Write out the material below again, unchanged.
Begin Record set
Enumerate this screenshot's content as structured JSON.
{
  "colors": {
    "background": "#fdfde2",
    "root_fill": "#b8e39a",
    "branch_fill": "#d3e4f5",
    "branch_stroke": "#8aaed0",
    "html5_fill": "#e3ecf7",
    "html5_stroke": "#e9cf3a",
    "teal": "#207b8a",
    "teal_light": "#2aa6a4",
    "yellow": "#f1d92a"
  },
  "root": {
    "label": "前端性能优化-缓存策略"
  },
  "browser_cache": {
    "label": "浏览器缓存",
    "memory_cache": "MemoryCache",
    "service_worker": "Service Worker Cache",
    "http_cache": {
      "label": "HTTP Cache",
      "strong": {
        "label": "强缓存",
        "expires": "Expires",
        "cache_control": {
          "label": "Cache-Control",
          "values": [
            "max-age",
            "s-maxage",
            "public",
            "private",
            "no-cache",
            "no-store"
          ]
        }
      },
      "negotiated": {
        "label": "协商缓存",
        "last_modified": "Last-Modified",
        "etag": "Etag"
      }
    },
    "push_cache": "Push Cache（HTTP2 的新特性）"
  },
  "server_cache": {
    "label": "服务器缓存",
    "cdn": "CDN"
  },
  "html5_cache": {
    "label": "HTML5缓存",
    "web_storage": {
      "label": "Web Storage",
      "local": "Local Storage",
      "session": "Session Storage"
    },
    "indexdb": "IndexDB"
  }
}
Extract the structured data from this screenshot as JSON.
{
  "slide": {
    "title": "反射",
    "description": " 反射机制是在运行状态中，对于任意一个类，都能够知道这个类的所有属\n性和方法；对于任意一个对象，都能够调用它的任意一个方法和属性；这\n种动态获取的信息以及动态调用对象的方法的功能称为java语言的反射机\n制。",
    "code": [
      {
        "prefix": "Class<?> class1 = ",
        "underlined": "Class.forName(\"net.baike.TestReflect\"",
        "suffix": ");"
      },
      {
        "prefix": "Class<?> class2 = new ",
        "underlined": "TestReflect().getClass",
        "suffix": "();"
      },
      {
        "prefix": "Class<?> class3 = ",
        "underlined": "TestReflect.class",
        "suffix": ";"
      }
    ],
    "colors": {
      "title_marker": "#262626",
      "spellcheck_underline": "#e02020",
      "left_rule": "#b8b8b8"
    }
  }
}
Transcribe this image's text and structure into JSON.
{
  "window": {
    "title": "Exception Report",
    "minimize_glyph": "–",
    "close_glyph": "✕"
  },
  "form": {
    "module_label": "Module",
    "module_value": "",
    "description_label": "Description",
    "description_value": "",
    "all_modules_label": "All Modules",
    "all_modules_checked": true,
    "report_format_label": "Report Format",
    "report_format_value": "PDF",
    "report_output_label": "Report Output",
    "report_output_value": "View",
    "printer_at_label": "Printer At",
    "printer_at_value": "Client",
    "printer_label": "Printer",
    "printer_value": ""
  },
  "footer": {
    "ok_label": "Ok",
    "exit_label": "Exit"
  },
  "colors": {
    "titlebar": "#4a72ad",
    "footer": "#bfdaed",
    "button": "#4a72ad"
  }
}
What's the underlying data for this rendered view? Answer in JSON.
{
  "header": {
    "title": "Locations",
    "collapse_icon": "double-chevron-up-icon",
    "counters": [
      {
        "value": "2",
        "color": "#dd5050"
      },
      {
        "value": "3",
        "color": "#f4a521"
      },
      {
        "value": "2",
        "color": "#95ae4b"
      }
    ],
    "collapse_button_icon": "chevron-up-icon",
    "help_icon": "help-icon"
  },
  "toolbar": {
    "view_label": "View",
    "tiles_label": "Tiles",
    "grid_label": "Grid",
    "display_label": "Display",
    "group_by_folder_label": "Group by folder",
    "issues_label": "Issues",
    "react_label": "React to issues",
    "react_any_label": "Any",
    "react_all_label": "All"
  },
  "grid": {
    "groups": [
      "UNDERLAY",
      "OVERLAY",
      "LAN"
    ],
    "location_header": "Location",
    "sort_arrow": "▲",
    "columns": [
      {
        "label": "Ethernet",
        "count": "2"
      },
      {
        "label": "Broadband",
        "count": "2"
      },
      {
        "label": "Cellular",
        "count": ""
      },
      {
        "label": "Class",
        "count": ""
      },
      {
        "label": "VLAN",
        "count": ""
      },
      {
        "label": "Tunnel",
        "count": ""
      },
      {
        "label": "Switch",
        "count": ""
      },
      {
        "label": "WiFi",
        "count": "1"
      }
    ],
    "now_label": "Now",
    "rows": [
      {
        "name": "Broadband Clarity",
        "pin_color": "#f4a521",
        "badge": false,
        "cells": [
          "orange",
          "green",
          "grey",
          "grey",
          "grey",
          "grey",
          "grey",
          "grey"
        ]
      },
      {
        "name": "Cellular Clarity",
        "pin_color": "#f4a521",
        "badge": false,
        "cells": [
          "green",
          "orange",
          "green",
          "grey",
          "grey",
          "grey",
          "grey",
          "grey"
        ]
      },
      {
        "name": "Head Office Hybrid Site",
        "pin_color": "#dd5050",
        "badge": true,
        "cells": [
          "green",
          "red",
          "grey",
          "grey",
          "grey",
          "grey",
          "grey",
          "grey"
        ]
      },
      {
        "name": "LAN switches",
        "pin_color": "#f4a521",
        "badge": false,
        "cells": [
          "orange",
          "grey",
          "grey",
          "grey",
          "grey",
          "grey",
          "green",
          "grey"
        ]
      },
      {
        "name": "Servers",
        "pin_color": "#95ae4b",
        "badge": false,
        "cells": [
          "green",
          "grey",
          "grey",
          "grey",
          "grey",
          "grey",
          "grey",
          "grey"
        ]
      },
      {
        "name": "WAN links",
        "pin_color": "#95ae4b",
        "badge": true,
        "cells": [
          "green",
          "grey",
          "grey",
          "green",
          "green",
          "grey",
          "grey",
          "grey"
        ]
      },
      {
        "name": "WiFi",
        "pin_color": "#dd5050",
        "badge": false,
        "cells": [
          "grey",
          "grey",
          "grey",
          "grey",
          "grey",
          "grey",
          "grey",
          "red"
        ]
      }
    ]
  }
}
End Record set
- Worked solution -
Enumerate this screenshot's content as structured JSON.
{
  "colors": {
    "background": "#fdfde2",
    "root_fill": "#b8e39a",
    "branch_fill": "#d3e4f5",
    "branch_stroke": "#8aaed0",
    "html5_fill": "#e3ecf7",
    "html5_stroke": "#e9cf3a",
    "teal": "#207b8a",
    "teal_light": "#2aa6a4",
    "yellow": "#f1d92a"
  },
  "root": {
    "label": "前端性能优化-缓存策略"
  },
  "browser_cache": {
    "label": "浏览器缓存",
    "memory_cache": "MemoryCache",
    "service_worker": "Service Worker Cache",
    "http_cache": {
      "label": "HTTP Cache",
      "strong": {
        "label": "强缓存",
        "expires": "Expires",
        "cache_control": {
          "label": "Cache-Control",
          "values": [
            "max-age",
            "s-maxage",
            "public",
            "private",
            "no-cache",
            "no-store"
          ]
        }
      },
      "negotiated": {
        "label": "协商缓存",
        "last_modified": "Last-Modified",
        "etag": "Etag"
      }
    },
    "push_cache": "Push Cache（HTTP2 的新特性）"
  },
  "server_cache": {
    "label": "服务器缓存",
    "cdn": "CDN"
  },
  "html5_cache": {
    "label": "HTML5缓存",
    "web_storage": {
      "label": "Web Storage",
      "local": "Local Storage",
      "session": "Session Storage"
    },
    "indexdb": "IndexDB"
  }
}
Extract the structured data from this screenshot as JSON.
{
  "slide": {
    "title": "反射",
    "description": " 反射机制是在运行状态中，对于任意一个类，都能够知道这个类的所有属\n性和方法；对于任意一个对象，都能够调用它的任意一个方法和属性；这\n种动态获取的信息以及动态调用对象的方法的功能称为java语言的反射机\n制。",
    "code": [
      {
        "prefix": "Class<?> class1 = ",
        "underlined": "Class.forName(\"net.baike.TestReflect\"",
        "suffix": ");"
      },
      {
        "prefix": "Class<?> class2 = new ",
        "underlined": "TestReflect().getClass",
        "suffix": "();"
      },
      {
        "prefix": "Class<?> class3 = ",
        "underlined": "TestReflect.class",
        "suffix": ";"
      }
    ],
    "colors": {
      "title_marker": "#262626",
      "spellcheck_underline": "#e02020",
      "left_rule": "#b8b8b8"
    }
  }
}
Transcribe this image's text and structure into JSON.
{
  "window": {
    "title": "Exception Report",
    "minimize_glyph": "–",
    "close_glyph": "✕"
  },
  "form": {
    "module_label": "Module",
    "module_value": "",
    "description_label": "Description",
    "description_value": "",
    "all_modules_label": "All Modules",
    "all_modules_checked": true,
    "report_format_label": "Report Format",
    "report_format_value": "PDF",
    "report_output_label": "Report Output",
    "report_output_value": "View",
    "printer_at_label": "Printer At",
    "printer_at_value": "Client",
    "printer_label": "Printer",
    "printer_value": ""
  },
  "footer": {
    "ok_label": "Ok",
    "exit_label": "Exit"
  },
  "colors": {
    "titlebar": "#4a72ad",
    "footer": "#bfdaed",
    "button": "#4a72ad"
  }
}
What's the underlying data for this rendered view? Answer in JSON.
{
  "header": {
    "title": "Locations",
    "collapse_icon": "double-chevron-up-icon",
    "counters": [
      {
        "value": "2",
        "color": "#dd5050"
      },
      {
        "value": "3",
        "color": "#f4a521"
      },
      {
        "value": "2",
        "color": "#95ae4b"
      }
    ],
    "collapse_button_icon": "chevron-up-icon",
    "help_icon": "help-icon"
  },
  "toolbar": {
    "view_label": "View",
    "tiles_label": "Tiles",
    "grid_label": "Grid",
    "display_label": "Display",
    "group_by_folder_label": "Group by folder",
    "issues_label": "Issues",
    "react_label": "React to issues",
    "react_any_label": "Any",
    "react_all_label": "All"
  },
  "grid": {
    "groups": [
      "UNDERLAY",
      "OVERLAY",
      "LAN"
    ],
    "location_header": "Location",
    "sort_arrow": "▲",
    "columns": [
      {
        "label": "Ethernet",
        "count": "2"
      },
      {
        "label": "Broadband",
        "count": "2"
      },
      {
        "label": "Cellular",
        "count": ""
      },
      {
        "label": "Class",
        "count": ""
      },
      {
        "label": "VLAN",
        "count": ""
      },
      {
        "label": "Tunnel",
        "count": ""
      },
      {
        "label": "Switch",
        "count": ""
      },
      {
        "label": "WiFi",
        "count": "1"
      }
    ],
    "now_label": "Now",
    "rows": [
      {
        "name": "Broadband Clarity",
        "pin_color": "#f4a521",
        "badge": false,
        "cells": [
          "orange",
          "green",
          "grey",
          "grey",
          "grey",
          "grey",
          "grey",
          "grey"
        ]
      },
      {
        "name": "Cellular Clarity",
        "pin_color": "#f4a521",
        "badge": false,
        "cells": [
          "green",
          "orange",
          "green",
          "grey",
          "grey",
          "grey",
          "grey",
          "grey"
        ]
      },
      {
        "name": "Head Office Hybrid Site",
        "pin_color": "#dd5050",
        "badge": true,
        "cells": [
          "green",
          "red",
          "grey",
          "grey",
          "grey",
          "grey",
          "grey",
          "grey"
        ]
      },
      {
        "name": "LAN switches",
        "pin_color": "#f4a521",
        "badge": false,
        "cells": [
          "orange",
          "grey",
          "grey",
          "grey",
          "grey",
          "grey",
          "green",
          "grey"
        ]
      },
      {
        "name": "Servers",
        "pin_color": "#95ae4b",
        "badge": false,
        "cells": [
          "green",
          "grey",
          "grey",
          "grey",
          "grey",
          "grey",
          "grey",
          "grey"
        ]
      },
      {
        "name": "WAN links",
        "pin_color": "#95ae4b",
        "badge": true,
        "cells": [
          "green",
          "grey",
          "grey",
          "green",
          "green",
          "grey",
          "grey",
          "grey"
        ]
      },
      {
        "name": "WiFi",
        "pin_color": "#dd5050",
        "badge": false,
        "cells": [
          "grey",
          "grey",
          "grey",
          "grey",
          "grey",
          "grey",
          "grey",
          "red"
        ]
      }
    ]
  }
}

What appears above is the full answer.